Given exercise A: In the two blocks of entries below, list every line that contains the string "elements", matching case exactly.

Welcome back to another episode of the

CSK8 podcast my name is jared o'leary

each week of this podcast alternates

between an interview with a guest or

multiple guests and a solo episode where

i unpack some scholarship

in this week's particular episode i'm

unpacking a paper by peter denning

titled remaining trouble spots with

computational thinking

addressing unresolved questions

concerning computational thinking

there is no abstract for this particular

paper however if i were to summarize

this into a single sentence

i would say that this short article

answers three questions what is

computational thinking

how do we measure students computational

abilities and is computational thinking

good for everyone

this particular paper is available for

free and you can easily access it by

clicking on the title

in the show notes which you can find by

clicking the link in the description or

by going to jaredlery.com

and clicking on podcasts all right so

the paper begins with

the author describing some problems that

they see with computational thinking

that we as a field still need to address

at least at the time of writing in 2017.

Exercise data:
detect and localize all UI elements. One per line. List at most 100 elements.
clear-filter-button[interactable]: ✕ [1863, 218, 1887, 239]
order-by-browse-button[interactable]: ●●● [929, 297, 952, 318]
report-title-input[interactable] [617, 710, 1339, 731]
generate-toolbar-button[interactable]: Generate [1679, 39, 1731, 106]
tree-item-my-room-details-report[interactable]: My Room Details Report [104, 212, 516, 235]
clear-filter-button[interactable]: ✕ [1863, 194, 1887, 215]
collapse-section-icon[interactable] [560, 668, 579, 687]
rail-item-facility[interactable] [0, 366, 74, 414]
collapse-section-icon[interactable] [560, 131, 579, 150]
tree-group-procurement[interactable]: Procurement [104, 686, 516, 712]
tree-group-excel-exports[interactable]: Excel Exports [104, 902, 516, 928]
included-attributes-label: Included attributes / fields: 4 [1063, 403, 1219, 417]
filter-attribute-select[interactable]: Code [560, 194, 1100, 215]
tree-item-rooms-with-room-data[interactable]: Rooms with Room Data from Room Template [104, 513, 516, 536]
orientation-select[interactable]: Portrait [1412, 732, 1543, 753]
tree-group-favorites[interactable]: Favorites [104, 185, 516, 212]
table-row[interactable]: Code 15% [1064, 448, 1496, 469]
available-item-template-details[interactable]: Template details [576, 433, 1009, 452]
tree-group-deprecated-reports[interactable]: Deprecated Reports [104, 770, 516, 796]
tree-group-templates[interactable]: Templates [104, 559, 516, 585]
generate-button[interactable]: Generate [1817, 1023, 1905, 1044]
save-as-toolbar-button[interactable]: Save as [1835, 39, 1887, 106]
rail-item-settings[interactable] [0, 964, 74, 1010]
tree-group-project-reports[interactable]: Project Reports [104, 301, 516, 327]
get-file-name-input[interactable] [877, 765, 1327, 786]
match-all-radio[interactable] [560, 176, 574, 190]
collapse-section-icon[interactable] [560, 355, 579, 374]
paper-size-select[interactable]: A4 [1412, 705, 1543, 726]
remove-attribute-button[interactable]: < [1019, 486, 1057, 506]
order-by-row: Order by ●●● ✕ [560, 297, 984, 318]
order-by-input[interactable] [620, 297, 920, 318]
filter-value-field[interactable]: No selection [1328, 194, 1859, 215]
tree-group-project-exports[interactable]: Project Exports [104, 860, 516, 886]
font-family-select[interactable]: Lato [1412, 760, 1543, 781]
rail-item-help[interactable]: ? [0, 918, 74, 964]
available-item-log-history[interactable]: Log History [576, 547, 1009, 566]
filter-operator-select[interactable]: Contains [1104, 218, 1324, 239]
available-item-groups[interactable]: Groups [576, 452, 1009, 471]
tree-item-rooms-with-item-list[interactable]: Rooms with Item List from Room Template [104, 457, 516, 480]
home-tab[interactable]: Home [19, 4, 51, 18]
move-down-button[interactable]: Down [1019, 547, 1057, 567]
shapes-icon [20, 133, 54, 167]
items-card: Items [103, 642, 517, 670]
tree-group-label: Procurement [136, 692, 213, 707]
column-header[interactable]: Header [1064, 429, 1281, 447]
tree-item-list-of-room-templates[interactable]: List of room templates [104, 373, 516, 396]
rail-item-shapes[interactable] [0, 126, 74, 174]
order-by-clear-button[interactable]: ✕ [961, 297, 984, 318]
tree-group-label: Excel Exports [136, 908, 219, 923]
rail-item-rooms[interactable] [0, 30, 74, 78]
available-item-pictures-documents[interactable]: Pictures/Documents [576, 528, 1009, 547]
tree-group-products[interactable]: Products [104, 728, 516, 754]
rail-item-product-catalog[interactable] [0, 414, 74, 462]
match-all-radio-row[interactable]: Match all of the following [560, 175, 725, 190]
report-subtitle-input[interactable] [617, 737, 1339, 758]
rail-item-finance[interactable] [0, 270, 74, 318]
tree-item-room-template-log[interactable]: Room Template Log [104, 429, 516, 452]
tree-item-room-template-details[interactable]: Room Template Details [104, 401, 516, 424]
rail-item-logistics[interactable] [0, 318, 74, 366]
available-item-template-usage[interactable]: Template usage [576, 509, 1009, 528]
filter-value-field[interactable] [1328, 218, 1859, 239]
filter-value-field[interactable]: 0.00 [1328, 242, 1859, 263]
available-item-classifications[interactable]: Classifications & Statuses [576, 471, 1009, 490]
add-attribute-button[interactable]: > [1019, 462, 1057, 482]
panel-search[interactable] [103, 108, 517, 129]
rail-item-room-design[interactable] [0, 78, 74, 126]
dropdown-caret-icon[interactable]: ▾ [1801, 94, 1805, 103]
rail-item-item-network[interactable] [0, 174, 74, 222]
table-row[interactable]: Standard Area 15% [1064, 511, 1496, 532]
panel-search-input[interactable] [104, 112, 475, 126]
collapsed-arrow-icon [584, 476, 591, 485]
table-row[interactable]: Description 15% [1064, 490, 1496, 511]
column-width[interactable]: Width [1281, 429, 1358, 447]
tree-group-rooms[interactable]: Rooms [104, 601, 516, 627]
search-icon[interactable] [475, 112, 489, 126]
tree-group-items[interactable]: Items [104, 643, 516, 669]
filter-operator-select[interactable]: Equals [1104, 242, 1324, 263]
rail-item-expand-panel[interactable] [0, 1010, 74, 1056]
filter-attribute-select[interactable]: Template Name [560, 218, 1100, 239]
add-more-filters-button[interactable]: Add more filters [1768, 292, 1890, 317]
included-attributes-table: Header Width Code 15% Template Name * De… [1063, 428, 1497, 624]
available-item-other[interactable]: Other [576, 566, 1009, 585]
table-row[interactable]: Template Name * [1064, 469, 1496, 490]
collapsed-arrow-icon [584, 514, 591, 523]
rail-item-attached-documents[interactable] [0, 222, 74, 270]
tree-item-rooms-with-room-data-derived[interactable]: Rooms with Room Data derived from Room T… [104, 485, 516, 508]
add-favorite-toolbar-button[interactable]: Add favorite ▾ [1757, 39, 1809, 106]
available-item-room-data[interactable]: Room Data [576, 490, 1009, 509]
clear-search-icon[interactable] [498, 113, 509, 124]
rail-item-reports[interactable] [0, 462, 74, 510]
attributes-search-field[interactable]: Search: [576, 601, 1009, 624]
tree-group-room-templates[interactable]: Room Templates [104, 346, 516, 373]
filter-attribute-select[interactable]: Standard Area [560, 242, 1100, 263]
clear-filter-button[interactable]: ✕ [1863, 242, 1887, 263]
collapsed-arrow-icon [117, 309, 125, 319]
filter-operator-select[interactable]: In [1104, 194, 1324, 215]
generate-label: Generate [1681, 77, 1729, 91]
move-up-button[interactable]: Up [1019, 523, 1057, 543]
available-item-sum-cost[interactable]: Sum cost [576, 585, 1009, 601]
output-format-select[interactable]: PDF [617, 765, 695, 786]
* * *
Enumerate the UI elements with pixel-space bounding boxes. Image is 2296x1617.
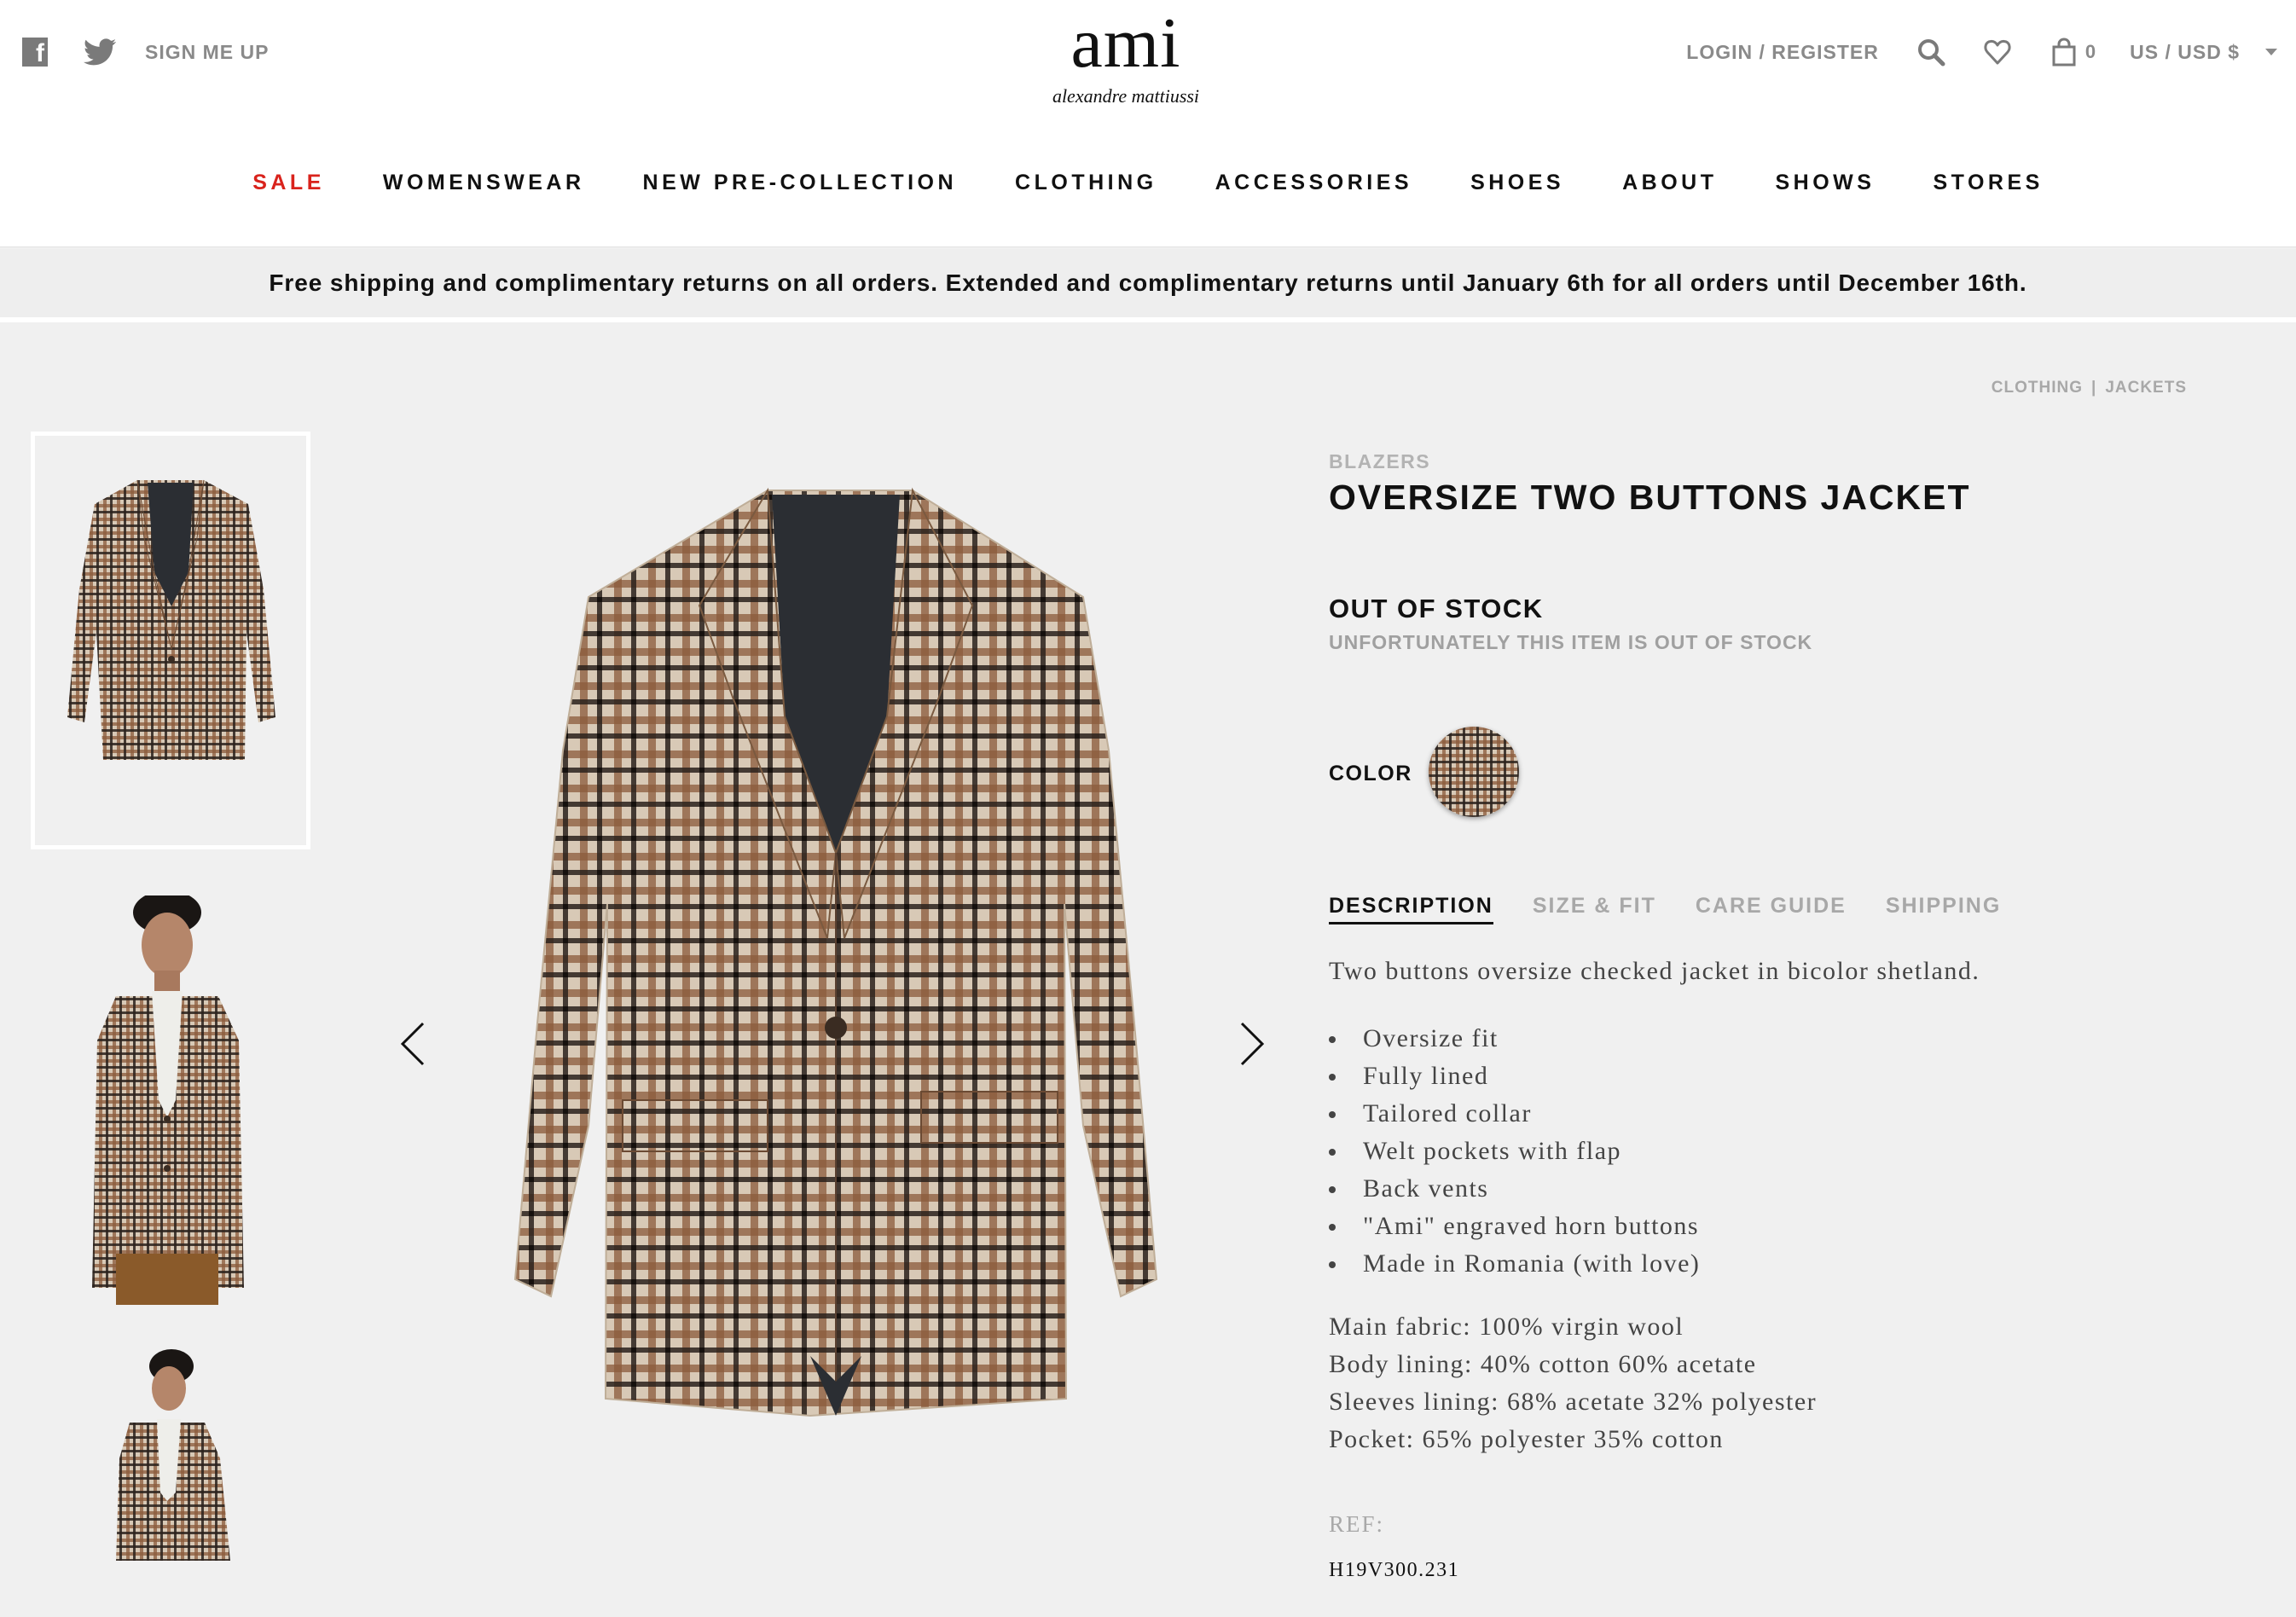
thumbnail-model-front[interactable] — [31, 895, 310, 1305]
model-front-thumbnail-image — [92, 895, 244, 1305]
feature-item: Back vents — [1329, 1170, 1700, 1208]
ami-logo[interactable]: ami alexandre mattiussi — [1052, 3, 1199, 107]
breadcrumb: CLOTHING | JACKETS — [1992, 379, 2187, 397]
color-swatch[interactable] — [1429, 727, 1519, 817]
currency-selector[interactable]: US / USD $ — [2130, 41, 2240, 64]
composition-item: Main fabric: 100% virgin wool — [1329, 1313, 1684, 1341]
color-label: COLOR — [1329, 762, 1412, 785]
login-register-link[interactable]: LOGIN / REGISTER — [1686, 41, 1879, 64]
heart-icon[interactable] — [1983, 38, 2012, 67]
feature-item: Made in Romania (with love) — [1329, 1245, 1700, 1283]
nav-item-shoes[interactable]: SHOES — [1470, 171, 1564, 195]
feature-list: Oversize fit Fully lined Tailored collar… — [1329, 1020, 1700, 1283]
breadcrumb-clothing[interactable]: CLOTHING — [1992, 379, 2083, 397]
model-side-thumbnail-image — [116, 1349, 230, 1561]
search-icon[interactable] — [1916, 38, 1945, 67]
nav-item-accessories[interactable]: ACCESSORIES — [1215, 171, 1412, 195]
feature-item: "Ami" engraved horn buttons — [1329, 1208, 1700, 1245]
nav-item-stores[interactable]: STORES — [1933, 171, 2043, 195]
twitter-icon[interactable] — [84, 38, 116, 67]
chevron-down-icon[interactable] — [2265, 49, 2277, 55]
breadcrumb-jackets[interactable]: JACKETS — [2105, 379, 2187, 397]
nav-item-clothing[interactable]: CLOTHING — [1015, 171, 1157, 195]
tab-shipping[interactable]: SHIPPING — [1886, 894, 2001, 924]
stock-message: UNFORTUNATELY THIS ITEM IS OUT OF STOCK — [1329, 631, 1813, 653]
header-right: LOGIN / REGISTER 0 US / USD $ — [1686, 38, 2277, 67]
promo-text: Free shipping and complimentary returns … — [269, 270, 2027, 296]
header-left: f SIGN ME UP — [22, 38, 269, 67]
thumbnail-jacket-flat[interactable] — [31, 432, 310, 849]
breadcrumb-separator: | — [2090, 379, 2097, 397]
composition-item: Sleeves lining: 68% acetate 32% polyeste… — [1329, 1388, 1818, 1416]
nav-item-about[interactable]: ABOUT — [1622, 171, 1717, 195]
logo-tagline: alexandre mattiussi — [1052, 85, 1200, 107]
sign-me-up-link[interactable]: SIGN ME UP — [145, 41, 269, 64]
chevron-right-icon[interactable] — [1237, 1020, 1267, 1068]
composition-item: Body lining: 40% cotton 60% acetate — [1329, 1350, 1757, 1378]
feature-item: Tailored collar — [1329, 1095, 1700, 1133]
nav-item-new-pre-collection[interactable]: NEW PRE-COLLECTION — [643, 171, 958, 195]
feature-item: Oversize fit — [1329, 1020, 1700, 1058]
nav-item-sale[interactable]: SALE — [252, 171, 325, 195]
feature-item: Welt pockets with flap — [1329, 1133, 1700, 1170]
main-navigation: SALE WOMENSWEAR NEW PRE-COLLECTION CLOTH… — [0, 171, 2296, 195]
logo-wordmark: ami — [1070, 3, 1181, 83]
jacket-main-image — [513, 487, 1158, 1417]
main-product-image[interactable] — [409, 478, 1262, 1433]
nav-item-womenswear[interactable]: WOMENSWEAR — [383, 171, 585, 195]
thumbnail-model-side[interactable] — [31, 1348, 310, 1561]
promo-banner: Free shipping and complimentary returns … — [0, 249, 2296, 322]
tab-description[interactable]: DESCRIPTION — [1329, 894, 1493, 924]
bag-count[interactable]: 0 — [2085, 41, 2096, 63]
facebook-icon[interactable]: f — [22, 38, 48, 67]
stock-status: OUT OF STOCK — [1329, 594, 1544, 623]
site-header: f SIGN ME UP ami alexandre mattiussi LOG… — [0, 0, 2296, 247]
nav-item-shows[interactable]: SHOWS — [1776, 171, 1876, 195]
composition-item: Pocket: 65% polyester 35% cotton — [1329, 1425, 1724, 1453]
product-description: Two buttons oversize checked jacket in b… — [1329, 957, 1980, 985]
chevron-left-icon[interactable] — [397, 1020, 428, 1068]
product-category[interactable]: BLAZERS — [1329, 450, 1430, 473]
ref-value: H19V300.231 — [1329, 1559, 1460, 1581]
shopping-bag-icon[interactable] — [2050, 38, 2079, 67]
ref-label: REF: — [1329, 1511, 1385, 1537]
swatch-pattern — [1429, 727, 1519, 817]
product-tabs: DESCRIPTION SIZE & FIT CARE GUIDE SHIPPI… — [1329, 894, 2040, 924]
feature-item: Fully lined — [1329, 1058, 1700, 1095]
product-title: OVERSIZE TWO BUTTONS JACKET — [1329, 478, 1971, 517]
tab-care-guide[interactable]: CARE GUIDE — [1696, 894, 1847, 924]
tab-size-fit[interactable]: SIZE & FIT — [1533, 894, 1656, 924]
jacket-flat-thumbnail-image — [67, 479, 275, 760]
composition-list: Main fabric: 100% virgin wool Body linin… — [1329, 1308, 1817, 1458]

Given exercise B: Set down the part of the podcast transcript starting with "the author describing" and going on through "writing in 2017.", word for word.

Task answer A:
detect and localize all UI elements. One per line. List at most 100 elements.
Enumerate the UI elements with pixel-space bounding boxes. Image is 2296x1617.

Task answer B:
the author describing some problems that

they see with computational thinking

that we as a field still need to address

at least at the time of writing in 2017.